■ Exercise prompt ■
Determine the number of lines holding the word "this"; answer with that number only.

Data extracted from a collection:
┄┄┄┄┄┄

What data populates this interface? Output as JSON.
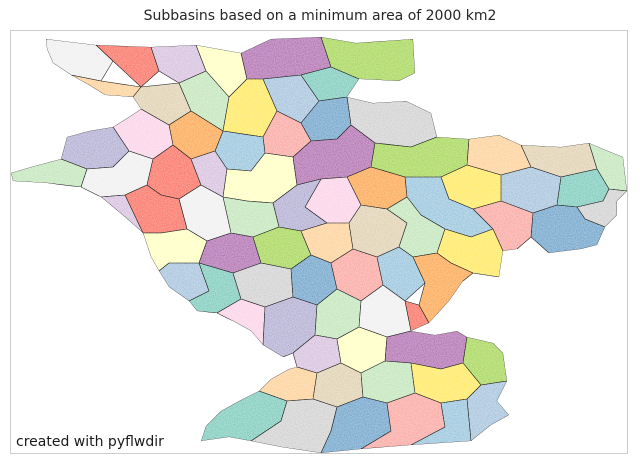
{
  "title": "Subbasins based on a minimum area of 2000 km2",
  "credit": "created with pyflwdir",
  "map": {
    "basin_colors": [
      "#fbb4ae",
      "#b3cde3",
      "#ccebc5",
      "#decbe4",
      "#fed9a6",
      "#ffffcc",
      "#e5d8bd",
      "#fddaec",
      "#f2f2f2",
      "#8dd3c7",
      "#bebada",
      "#fb8072",
      "#80b1d3",
      "#fdb462",
      "#b3de69",
      "#d9d9d9",
      "#bc80bd",
      "#ccebc5",
      "#ffed6f",
      "#a6cee3"
    ]
  }
}
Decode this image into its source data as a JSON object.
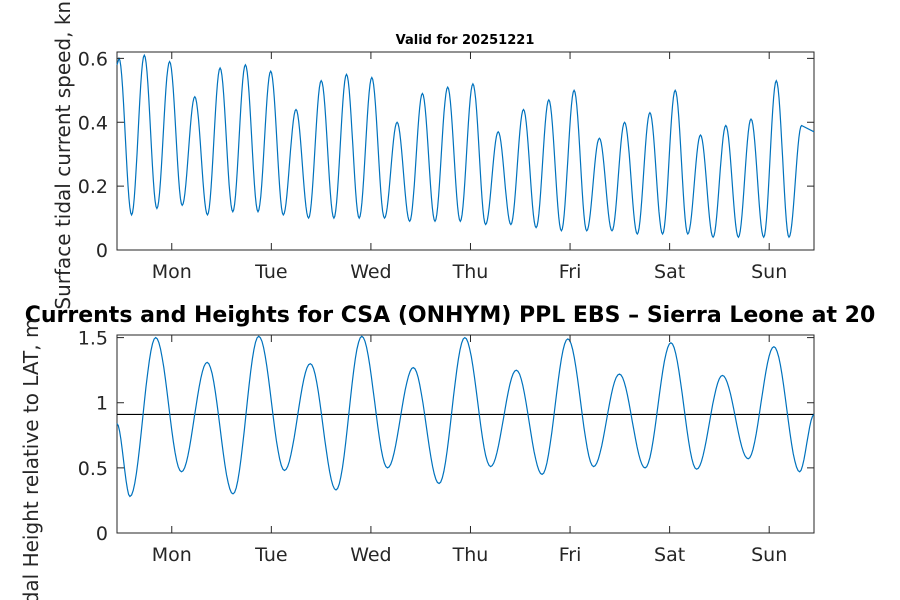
{
  "chart_data": [
    {
      "type": "line",
      "title": "Valid for 20251221",
      "xlabel": "",
      "ylabel": "Surface tidal current speed, knots",
      "x_tick_labels": [
        "Mon",
        "Tue",
        "Wed",
        "Thu",
        "Fri",
        "Sat",
        "Sun"
      ],
      "x_tick_positions_days": [
        0.55,
        1.55,
        2.55,
        3.55,
        4.55,
        5.55,
        6.55
      ],
      "xlim_days": [
        0,
        7
      ],
      "ylim": [
        0,
        0.62
      ],
      "y_ticks": [
        0,
        0.2,
        0.4,
        0.6
      ],
      "y_tick_labels": [
        "0",
        "0.2",
        "0.4",
        "0.6"
      ],
      "series": [
        {
          "name": "current speed",
          "color": "#0072bd",
          "peaks": [
            0.6,
            0.61,
            0.59,
            0.48,
            0.57,
            0.58,
            0.56,
            0.44,
            0.53,
            0.55,
            0.54,
            0.4,
            0.49,
            0.51,
            0.52,
            0.37,
            0.44,
            0.47,
            0.5,
            0.35,
            0.4,
            0.43,
            0.5,
            0.36,
            0.39,
            0.41,
            0.53,
            0.39
          ],
          "troughs": [
            0.11,
            0.13,
            0.14,
            0.11,
            0.12,
            0.12,
            0.11,
            0.1,
            0.1,
            0.1,
            0.1,
            0.09,
            0.09,
            0.09,
            0.08,
            0.08,
            0.07,
            0.06,
            0.06,
            0.06,
            0.05,
            0.05,
            0.05,
            0.04,
            0.04,
            0.04,
            0.04
          ]
        }
      ]
    },
    {
      "type": "line",
      "title": "Currents and Heights for CSA (ONHYM) PPL EBS  – Sierra Leone at 20",
      "xlabel": "",
      "ylabel": "Tidal Height relative to LAT, m",
      "x_tick_labels": [
        "Mon",
        "Tue",
        "Wed",
        "Thu",
        "Fri",
        "Sat",
        "Sun"
      ],
      "x_tick_positions_days": [
        0.55,
        1.55,
        2.55,
        3.55,
        4.55,
        5.55,
        6.55
      ],
      "xlim_days": [
        0,
        7
      ],
      "ylim": [
        0,
        1.52
      ],
      "y_ticks": [
        0,
        0.5,
        1,
        1.5
      ],
      "y_tick_labels": [
        "0",
        "0.5",
        "1",
        "1.5"
      ],
      "reference_line": 0.91,
      "series": [
        {
          "name": "tidal height",
          "color": "#0072bd",
          "start_value": 0.84,
          "high_waters": [
            1.5,
            1.31,
            1.51,
            1.3,
            1.51,
            1.27,
            1.5,
            1.25,
            1.49,
            1.22,
            1.46,
            1.21,
            1.43
          ],
          "low_waters": [
            0.28,
            0.47,
            0.3,
            0.48,
            0.33,
            0.5,
            0.38,
            0.51,
            0.45,
            0.51,
            0.5,
            0.49,
            0.57,
            0.47
          ],
          "end_value": 0.91
        }
      ]
    }
  ]
}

┄┄┄┄┄┄

■ Task answer ■
2